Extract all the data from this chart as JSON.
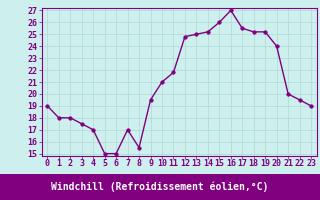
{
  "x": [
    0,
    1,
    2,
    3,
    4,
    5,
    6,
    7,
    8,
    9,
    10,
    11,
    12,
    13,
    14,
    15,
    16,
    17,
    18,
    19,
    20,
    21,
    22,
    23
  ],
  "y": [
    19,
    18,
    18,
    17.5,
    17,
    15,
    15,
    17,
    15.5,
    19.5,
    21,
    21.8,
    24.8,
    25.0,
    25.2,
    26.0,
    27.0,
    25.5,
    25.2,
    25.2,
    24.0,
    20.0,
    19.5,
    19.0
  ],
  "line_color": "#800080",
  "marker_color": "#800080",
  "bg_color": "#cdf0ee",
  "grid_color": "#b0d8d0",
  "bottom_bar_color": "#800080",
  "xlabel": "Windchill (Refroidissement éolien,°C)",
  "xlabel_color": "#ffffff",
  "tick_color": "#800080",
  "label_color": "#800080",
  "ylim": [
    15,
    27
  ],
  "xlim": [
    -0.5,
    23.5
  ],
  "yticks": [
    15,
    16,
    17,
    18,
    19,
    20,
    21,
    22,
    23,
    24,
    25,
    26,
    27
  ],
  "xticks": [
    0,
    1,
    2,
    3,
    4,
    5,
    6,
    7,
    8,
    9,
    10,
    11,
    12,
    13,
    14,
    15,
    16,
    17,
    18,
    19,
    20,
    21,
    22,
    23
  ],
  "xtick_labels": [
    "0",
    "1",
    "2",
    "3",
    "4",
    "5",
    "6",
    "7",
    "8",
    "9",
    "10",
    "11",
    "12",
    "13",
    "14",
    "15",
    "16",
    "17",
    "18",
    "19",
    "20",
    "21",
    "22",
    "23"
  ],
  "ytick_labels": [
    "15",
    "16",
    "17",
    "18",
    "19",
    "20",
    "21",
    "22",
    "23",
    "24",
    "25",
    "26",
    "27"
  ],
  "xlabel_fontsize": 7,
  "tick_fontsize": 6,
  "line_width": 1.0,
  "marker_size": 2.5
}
...
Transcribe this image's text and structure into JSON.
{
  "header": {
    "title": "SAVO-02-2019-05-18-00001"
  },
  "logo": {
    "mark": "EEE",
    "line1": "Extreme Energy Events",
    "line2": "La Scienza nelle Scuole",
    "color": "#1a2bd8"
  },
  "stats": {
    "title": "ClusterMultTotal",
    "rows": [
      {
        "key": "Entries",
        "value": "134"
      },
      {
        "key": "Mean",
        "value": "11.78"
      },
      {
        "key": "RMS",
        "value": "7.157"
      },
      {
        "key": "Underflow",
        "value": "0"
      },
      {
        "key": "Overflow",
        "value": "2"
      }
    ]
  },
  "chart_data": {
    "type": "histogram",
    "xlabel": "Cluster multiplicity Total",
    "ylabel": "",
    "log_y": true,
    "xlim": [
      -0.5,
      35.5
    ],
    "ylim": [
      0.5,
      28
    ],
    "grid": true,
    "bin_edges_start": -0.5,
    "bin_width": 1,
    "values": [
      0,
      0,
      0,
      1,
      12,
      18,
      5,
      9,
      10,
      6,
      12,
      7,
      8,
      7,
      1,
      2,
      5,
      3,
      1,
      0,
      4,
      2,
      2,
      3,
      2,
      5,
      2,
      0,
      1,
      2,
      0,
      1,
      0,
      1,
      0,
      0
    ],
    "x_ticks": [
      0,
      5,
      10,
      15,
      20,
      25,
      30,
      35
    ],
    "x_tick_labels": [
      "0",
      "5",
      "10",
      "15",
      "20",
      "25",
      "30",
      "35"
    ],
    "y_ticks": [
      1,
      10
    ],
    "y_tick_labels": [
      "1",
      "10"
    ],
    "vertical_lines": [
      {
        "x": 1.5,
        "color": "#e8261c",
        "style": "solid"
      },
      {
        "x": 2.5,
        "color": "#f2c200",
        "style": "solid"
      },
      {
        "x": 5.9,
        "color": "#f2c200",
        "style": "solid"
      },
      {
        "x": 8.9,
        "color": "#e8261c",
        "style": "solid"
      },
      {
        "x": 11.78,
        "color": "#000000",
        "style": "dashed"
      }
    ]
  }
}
---
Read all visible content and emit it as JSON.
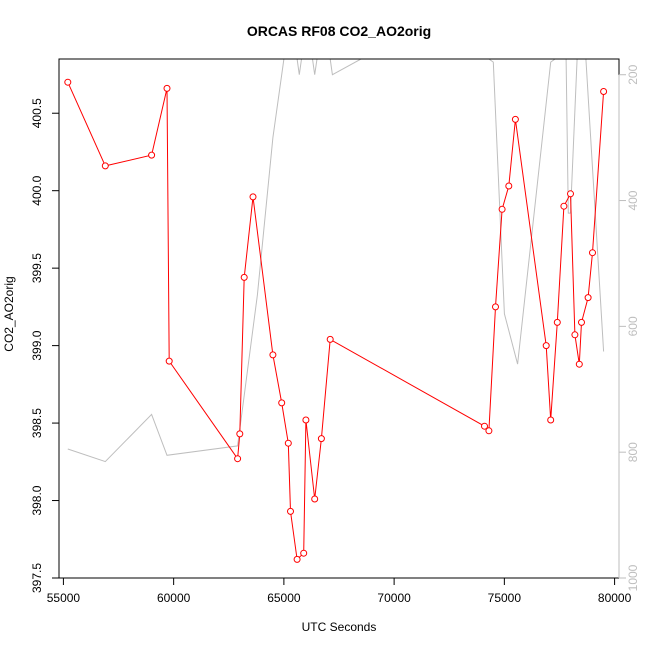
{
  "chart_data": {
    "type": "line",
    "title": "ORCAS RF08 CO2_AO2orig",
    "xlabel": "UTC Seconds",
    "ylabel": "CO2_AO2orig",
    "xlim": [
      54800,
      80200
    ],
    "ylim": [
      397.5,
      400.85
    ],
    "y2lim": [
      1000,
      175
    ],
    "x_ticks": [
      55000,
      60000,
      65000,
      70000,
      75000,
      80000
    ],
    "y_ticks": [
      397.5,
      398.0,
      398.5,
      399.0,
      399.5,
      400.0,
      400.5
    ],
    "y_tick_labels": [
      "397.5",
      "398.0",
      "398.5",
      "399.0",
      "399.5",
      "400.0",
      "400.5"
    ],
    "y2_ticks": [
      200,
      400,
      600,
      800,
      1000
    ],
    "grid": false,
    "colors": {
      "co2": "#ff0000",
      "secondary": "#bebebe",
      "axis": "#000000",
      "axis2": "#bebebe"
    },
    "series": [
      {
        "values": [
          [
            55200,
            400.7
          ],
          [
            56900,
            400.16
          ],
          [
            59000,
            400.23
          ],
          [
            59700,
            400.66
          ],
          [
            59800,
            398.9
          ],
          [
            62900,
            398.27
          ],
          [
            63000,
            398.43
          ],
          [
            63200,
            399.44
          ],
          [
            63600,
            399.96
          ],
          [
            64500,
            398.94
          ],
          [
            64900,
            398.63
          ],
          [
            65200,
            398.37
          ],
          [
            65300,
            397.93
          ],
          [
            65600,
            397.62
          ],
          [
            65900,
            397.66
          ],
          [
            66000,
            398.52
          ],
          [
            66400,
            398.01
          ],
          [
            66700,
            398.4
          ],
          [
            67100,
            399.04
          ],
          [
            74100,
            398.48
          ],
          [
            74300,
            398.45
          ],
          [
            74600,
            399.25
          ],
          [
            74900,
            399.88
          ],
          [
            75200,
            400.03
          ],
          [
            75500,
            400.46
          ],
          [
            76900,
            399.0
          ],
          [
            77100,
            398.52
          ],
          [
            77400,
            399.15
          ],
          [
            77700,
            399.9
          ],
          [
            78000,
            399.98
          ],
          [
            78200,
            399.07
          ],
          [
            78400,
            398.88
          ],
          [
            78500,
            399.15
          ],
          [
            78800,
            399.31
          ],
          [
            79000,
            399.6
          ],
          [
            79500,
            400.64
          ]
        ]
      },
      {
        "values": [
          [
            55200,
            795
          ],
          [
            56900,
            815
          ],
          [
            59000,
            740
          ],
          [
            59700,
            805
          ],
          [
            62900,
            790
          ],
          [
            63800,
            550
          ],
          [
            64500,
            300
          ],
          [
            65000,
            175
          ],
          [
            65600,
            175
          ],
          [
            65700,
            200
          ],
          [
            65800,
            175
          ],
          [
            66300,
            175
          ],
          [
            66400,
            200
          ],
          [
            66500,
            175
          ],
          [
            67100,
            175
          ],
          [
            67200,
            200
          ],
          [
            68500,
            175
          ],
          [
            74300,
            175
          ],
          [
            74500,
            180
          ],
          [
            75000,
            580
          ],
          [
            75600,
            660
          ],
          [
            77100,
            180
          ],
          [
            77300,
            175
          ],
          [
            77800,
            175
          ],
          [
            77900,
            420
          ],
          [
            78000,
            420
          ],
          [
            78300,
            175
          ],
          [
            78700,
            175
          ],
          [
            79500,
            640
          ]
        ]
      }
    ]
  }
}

» WHAT THE TASK REQUIRES: Show, from the listing above, each line that contains the word "JSON".

» OUTPUT OF THE EXERCISE:
Extract all the data from this chart as JSON.
Transcribe this image's text and structure into JSON.
Read all visible content and emit it as JSON.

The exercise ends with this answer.